PROBLEMA BREVE -> Edite las líneas desde la que contiene "uI element localization: list" hasta la que contiene "report-place bbox=[736, 2108, 1090, 2158]": reprodúzcalas sustituyendo "bbox" por "recuadro" y sin modificar nada más.

Registros de la ubicación de los elementos
▬▬▬▬▬▬

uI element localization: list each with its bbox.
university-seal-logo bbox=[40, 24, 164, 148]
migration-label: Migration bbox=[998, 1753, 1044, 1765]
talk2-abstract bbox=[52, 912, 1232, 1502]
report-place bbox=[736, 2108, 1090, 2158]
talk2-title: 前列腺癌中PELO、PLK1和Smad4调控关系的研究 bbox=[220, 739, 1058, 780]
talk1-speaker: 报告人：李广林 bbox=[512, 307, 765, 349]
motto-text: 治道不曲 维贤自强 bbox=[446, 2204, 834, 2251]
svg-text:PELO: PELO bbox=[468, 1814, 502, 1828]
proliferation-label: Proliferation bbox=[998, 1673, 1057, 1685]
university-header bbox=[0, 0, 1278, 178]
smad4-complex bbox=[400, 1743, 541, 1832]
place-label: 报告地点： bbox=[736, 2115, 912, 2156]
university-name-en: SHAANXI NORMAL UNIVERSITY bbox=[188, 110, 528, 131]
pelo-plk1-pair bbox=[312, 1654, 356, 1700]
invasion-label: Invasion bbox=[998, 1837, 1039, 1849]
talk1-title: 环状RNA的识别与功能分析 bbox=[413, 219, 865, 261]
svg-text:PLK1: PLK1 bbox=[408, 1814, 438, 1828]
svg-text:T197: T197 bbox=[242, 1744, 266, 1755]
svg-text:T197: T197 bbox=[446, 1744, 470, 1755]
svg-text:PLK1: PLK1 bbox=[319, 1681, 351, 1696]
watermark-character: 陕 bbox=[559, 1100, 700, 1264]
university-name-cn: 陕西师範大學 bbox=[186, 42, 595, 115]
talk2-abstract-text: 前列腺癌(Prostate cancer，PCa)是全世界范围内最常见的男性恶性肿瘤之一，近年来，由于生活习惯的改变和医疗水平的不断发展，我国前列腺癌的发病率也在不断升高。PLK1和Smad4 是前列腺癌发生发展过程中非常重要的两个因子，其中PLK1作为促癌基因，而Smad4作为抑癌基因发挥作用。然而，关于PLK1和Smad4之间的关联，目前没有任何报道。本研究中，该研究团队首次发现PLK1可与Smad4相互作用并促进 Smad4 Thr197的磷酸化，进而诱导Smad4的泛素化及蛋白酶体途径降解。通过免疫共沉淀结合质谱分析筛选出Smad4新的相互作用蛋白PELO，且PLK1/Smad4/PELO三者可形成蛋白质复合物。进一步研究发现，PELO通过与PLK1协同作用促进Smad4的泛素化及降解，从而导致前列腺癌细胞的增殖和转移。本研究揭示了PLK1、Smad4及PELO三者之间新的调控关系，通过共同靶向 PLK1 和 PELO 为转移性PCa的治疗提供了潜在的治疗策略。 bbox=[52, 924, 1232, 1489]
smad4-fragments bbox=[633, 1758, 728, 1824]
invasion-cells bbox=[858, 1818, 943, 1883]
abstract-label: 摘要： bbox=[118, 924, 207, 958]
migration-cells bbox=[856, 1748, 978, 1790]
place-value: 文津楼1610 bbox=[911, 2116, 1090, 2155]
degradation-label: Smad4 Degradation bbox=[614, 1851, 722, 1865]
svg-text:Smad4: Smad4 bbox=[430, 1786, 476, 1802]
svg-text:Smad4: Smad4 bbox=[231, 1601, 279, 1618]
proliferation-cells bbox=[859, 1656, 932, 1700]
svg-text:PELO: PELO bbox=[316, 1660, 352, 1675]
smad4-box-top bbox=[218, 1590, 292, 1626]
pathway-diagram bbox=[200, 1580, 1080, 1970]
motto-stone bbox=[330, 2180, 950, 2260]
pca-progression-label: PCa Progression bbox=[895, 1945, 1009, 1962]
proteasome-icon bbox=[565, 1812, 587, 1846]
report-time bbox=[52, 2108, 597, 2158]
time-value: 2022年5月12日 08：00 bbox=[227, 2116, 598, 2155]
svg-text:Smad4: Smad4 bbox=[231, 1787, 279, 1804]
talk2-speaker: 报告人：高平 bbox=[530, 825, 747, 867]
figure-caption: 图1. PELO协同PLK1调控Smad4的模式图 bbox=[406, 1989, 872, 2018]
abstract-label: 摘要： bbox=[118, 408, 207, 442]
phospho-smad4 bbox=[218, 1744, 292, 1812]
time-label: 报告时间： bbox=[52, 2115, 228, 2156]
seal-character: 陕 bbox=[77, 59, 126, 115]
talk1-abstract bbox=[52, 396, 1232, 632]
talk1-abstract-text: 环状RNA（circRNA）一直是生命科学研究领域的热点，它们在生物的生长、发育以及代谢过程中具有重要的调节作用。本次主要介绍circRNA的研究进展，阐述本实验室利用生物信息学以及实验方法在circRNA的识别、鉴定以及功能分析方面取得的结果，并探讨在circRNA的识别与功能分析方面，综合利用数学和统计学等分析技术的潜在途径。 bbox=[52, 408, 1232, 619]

▬▬▬▬▬▬

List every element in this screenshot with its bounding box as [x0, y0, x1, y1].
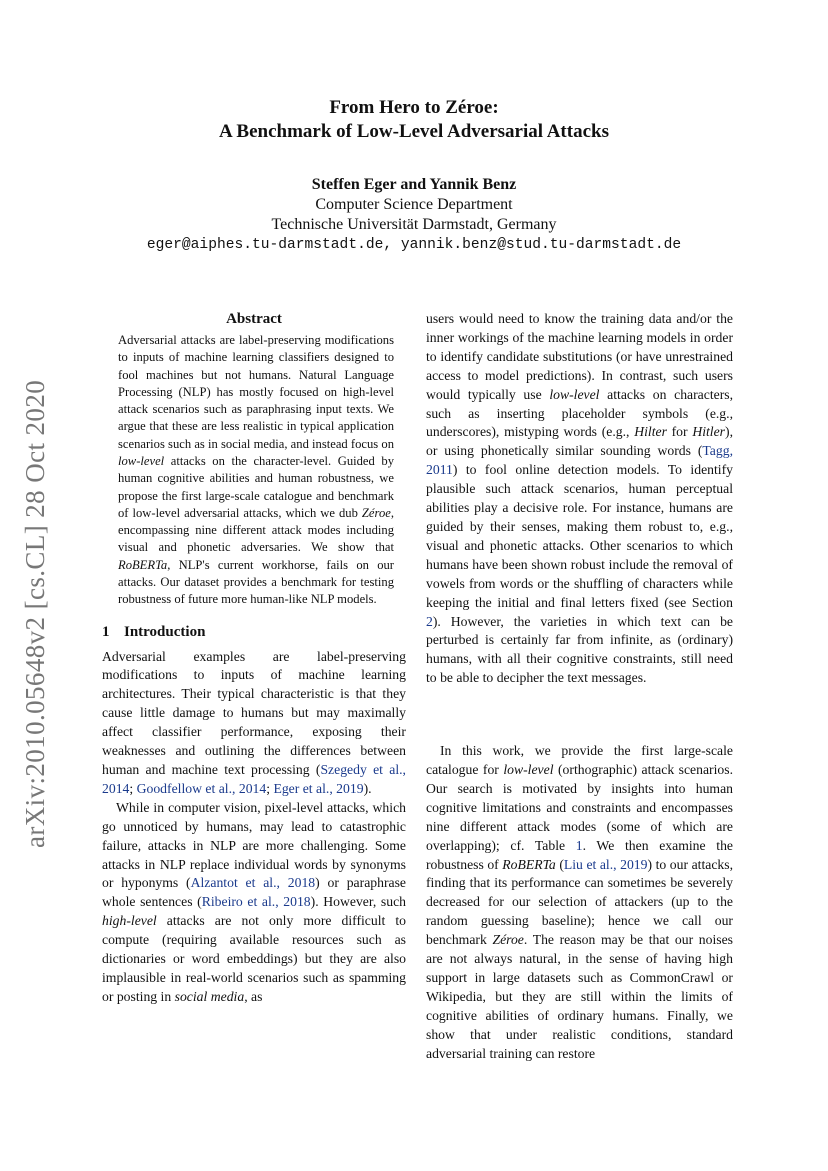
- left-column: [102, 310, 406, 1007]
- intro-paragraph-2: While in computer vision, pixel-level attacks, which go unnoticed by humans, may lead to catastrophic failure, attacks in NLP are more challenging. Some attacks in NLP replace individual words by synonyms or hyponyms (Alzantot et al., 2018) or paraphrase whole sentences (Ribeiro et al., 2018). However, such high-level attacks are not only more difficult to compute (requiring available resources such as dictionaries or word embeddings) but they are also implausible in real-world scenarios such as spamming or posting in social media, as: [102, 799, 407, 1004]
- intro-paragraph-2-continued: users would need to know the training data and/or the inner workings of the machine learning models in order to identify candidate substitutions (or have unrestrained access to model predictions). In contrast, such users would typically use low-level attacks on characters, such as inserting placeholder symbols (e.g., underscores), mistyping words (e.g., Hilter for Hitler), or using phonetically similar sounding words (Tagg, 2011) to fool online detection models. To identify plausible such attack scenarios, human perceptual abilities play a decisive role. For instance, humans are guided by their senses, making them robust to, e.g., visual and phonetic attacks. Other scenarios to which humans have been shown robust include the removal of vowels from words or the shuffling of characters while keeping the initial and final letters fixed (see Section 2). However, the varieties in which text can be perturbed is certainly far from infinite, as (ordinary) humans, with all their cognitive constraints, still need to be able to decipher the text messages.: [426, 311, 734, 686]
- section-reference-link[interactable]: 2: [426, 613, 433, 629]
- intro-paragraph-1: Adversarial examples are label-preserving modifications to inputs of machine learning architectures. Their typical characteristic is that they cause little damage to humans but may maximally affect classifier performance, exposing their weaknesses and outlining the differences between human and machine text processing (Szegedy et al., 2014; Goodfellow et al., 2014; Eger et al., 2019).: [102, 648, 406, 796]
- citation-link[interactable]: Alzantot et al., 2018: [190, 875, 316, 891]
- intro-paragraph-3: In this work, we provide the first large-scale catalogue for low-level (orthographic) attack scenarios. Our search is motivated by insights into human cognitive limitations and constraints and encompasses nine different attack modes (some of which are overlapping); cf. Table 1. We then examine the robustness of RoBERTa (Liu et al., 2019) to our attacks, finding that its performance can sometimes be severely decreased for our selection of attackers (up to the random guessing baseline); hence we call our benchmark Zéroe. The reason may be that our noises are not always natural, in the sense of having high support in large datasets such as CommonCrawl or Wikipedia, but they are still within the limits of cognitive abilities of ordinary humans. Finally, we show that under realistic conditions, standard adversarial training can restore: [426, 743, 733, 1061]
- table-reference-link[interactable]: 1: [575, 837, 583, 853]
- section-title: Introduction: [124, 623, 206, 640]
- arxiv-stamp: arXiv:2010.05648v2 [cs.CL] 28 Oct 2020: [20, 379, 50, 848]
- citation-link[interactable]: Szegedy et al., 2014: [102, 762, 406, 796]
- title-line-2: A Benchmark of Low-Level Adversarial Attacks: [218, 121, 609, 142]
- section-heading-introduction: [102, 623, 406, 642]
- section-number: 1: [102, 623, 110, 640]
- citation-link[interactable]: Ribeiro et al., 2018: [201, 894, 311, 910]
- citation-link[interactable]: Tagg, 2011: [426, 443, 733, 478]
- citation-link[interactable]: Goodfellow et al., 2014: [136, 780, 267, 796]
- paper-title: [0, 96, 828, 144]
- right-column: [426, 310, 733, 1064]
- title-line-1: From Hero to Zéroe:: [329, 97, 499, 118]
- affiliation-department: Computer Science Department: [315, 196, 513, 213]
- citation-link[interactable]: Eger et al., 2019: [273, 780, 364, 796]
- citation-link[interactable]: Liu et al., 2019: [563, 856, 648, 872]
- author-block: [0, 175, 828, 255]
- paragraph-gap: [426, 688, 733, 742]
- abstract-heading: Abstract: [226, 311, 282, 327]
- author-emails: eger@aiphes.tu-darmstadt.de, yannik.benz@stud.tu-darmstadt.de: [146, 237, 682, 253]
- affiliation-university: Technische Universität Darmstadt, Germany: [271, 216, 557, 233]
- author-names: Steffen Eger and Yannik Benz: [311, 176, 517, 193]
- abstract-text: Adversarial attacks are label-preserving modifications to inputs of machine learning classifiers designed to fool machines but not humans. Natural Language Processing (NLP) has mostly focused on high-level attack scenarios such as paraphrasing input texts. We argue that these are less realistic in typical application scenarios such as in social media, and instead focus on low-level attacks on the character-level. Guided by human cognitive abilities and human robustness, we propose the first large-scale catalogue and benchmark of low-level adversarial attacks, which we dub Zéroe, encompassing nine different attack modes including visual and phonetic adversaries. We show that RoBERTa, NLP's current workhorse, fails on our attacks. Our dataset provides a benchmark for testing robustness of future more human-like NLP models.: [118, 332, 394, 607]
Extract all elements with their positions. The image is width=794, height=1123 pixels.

▬▬▬▬▬▬

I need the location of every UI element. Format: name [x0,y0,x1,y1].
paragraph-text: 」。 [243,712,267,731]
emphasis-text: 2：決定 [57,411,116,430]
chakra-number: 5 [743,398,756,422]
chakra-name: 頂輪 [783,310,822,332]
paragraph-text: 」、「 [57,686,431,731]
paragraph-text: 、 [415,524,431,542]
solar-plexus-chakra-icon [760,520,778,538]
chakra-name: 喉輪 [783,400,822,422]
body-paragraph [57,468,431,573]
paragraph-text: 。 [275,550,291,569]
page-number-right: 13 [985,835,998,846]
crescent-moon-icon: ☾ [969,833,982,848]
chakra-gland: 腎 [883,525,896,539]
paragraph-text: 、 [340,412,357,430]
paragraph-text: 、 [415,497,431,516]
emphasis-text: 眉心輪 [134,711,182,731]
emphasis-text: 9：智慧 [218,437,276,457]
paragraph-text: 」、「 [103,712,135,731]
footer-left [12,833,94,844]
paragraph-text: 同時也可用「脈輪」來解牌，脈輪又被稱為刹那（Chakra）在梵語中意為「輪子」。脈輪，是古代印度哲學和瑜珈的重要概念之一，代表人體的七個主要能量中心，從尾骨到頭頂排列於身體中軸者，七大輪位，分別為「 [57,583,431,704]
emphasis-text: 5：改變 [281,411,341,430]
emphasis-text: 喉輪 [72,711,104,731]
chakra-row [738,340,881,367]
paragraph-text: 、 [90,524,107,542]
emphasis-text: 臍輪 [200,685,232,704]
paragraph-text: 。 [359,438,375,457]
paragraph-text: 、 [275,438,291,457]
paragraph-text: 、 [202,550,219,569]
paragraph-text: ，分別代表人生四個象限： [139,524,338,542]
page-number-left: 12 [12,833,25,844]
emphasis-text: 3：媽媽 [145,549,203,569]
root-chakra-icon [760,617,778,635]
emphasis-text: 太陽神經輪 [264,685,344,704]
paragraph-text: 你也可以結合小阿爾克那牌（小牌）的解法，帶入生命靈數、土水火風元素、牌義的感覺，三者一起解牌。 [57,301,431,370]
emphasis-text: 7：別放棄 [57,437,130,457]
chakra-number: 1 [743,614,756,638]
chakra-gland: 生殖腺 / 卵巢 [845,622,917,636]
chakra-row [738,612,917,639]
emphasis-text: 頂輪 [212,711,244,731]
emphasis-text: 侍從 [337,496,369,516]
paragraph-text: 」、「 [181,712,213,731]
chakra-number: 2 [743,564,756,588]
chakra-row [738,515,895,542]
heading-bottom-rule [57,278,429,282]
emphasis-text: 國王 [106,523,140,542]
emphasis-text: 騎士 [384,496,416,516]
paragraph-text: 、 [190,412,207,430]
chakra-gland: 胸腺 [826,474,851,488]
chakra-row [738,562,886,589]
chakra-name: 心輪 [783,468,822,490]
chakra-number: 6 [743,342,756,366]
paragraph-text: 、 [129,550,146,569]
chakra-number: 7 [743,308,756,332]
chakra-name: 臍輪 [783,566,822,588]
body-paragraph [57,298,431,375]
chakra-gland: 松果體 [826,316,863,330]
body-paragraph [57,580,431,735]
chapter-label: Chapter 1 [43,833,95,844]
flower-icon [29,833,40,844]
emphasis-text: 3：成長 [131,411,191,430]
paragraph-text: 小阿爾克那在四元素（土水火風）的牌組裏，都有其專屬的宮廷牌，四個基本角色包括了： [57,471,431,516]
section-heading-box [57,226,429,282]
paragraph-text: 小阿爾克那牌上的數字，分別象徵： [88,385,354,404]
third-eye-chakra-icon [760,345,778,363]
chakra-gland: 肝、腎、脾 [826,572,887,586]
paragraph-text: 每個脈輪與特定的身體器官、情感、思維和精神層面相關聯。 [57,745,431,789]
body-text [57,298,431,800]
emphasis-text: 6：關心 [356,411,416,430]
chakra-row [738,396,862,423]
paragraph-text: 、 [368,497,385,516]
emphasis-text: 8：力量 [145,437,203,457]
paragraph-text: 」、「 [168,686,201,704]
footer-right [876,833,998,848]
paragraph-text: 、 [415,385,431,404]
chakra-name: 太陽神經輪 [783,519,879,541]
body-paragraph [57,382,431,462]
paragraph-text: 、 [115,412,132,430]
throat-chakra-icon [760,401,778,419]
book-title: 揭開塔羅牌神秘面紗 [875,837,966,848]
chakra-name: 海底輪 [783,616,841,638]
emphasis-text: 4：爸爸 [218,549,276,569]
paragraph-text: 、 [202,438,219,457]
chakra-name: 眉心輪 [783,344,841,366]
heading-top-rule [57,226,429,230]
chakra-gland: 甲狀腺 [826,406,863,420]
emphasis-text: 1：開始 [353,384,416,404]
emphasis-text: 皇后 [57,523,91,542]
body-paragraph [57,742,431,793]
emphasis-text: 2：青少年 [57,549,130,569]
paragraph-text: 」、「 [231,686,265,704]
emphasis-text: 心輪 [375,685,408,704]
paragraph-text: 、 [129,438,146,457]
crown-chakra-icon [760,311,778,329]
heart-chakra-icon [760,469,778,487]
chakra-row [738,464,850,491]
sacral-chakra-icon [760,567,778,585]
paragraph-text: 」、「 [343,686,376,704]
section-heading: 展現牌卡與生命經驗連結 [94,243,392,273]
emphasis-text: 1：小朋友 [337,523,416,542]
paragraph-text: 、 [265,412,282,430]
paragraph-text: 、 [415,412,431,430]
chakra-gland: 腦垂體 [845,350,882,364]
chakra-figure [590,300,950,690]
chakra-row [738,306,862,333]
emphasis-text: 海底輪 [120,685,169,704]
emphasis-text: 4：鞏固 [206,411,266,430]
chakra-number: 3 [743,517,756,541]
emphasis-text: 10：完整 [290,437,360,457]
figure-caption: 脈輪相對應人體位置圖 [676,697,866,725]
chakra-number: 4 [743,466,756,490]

▬▬▬▬▬▬

SOLUCIÓN DEL PROBLEMA ->
uI element localization: list each with its recuadro.
university-seal-logo recuadro=[40, 24, 164, 148]
migration-label: Migration recuadro=[998, 1753, 1044, 1765]
talk2-abstract recuadro=[52, 912, 1232, 1502]
report-place recuadro=[736, 2108, 1090, 2158]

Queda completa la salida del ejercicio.